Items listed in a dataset
* Start *

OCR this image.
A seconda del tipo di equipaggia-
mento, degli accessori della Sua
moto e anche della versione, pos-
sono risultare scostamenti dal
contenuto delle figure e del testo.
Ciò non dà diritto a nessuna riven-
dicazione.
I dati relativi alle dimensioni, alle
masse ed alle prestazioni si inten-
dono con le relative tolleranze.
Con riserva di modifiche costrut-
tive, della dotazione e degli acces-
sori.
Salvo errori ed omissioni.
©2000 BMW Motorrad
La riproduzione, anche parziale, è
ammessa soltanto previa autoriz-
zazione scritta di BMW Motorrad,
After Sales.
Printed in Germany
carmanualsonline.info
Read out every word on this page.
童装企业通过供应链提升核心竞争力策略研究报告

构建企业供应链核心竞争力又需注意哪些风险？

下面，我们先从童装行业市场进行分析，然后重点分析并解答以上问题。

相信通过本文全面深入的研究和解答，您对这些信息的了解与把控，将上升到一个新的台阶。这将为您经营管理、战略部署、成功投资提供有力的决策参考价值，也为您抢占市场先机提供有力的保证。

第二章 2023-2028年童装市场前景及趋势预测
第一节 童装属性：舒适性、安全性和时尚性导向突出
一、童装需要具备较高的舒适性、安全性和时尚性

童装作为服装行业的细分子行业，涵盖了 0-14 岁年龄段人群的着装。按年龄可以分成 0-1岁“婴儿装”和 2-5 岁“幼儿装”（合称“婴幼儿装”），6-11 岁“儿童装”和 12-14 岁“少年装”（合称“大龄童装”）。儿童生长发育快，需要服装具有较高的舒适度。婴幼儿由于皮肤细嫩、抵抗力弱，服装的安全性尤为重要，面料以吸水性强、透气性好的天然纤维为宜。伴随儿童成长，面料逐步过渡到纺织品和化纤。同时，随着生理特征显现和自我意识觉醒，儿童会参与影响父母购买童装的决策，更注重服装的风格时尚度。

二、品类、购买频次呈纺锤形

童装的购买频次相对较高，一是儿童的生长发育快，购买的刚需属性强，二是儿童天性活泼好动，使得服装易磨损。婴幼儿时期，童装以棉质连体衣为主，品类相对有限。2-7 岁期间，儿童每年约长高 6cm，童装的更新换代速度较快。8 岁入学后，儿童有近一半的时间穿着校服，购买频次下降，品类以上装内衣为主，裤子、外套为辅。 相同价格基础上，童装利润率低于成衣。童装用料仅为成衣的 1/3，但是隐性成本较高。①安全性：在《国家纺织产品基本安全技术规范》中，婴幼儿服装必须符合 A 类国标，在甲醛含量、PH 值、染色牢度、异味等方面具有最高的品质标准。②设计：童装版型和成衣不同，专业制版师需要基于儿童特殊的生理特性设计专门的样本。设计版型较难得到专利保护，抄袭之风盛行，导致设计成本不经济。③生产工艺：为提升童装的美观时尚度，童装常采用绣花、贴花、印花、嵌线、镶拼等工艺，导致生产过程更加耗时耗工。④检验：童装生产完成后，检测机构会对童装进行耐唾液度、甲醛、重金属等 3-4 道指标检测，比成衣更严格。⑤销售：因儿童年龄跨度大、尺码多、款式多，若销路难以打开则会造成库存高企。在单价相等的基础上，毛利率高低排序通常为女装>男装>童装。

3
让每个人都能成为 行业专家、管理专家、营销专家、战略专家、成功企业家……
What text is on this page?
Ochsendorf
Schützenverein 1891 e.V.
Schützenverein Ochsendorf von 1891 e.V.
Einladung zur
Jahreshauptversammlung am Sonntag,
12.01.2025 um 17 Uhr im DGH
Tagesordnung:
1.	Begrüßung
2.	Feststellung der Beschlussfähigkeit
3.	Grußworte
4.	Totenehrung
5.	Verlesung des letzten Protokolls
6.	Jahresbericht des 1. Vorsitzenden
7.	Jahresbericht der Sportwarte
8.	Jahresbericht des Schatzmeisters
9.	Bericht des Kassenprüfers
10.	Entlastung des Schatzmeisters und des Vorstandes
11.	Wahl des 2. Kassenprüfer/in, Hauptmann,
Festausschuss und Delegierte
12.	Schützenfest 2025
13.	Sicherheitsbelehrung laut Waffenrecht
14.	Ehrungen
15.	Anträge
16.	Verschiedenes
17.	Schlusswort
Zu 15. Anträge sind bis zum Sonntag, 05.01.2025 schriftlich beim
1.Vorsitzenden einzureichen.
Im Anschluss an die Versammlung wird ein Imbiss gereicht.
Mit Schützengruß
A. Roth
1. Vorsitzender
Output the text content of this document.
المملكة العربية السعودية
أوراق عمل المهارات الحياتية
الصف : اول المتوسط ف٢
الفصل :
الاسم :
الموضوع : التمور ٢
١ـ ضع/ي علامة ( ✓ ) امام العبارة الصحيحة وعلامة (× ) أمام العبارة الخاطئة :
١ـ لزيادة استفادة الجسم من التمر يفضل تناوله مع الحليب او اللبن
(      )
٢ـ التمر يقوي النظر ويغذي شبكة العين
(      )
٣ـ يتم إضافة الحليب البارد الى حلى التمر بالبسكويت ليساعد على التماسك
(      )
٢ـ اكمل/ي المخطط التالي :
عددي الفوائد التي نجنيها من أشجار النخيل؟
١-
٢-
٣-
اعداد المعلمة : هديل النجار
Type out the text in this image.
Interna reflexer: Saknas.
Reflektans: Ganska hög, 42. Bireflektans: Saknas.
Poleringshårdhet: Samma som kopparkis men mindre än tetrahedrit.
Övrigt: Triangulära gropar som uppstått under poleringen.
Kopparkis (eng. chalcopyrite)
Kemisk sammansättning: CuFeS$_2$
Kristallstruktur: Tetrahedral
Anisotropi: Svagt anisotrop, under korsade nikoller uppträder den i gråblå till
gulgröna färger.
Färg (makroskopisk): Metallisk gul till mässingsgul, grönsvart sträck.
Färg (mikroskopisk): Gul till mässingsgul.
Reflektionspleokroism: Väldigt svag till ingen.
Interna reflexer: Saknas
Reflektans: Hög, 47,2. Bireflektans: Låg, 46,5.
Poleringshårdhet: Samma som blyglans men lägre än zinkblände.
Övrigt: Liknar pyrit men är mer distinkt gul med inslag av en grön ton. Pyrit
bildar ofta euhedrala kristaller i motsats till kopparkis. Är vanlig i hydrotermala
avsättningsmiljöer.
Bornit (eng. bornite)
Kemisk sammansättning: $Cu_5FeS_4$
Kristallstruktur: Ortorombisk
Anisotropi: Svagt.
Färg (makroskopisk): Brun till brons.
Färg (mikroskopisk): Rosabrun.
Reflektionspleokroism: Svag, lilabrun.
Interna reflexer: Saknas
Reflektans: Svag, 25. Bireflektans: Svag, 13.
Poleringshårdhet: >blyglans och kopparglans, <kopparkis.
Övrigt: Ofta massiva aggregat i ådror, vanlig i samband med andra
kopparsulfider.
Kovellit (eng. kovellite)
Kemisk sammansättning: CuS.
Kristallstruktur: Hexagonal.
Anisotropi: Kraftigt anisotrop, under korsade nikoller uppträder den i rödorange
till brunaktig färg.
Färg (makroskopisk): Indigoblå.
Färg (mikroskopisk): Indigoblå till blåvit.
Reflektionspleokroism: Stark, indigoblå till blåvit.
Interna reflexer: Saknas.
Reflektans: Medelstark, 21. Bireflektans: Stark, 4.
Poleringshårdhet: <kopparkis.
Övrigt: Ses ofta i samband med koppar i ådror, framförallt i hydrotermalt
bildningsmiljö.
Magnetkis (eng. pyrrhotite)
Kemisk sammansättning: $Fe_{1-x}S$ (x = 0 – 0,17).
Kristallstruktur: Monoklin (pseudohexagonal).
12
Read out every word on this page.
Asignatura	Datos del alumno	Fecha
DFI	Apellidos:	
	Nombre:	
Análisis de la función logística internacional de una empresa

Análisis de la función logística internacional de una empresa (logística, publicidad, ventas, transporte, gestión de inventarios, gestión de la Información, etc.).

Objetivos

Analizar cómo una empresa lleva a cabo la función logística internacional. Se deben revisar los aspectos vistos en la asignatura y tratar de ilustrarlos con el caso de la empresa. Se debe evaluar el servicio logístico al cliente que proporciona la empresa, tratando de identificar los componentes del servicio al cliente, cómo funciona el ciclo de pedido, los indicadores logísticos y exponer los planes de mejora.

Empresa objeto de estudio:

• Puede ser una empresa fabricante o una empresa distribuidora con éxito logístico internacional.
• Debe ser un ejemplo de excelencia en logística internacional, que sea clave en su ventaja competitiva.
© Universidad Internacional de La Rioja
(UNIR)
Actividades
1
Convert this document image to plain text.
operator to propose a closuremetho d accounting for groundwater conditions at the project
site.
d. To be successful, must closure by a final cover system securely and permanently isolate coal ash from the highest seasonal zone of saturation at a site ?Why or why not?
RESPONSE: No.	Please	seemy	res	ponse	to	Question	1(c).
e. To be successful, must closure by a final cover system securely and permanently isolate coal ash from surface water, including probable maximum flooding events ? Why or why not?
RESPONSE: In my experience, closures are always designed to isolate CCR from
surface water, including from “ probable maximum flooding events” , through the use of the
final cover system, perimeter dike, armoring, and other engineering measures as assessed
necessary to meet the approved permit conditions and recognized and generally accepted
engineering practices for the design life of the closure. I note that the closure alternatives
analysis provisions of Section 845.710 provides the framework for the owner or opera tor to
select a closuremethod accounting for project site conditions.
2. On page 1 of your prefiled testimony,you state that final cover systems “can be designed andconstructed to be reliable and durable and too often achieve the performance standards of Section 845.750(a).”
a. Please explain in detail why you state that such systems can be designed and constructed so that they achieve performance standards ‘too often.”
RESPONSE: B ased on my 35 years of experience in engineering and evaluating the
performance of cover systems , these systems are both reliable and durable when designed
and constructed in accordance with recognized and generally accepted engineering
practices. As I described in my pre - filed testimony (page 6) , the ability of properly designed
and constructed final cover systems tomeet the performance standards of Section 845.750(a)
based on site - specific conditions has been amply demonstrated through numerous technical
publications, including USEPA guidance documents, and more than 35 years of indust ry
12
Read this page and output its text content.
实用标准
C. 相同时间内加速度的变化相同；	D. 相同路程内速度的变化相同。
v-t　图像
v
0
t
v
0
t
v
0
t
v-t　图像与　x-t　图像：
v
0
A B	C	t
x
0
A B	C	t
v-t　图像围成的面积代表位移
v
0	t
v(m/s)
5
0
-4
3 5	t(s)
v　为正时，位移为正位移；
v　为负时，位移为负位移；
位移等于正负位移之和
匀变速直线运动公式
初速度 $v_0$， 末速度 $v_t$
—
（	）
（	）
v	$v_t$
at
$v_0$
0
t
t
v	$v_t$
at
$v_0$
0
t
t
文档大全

* End *

WHAT TO WORK ON
Review the material and copy each line in which the word "page" appears.

RIGHT ANSWER
Read out every word on this page.
What text is on this page?
Read out every word on this page.
2. On page 1 of your prefiled testimony,you state that final cover systems “can be designed andconstructed to be reliable and durable and too often achieve the performance standards of Section 845.750(a).”
practices. As I described in my pre - filed testimony (page 6) , the ability of properly designed
Read this page and output its text content.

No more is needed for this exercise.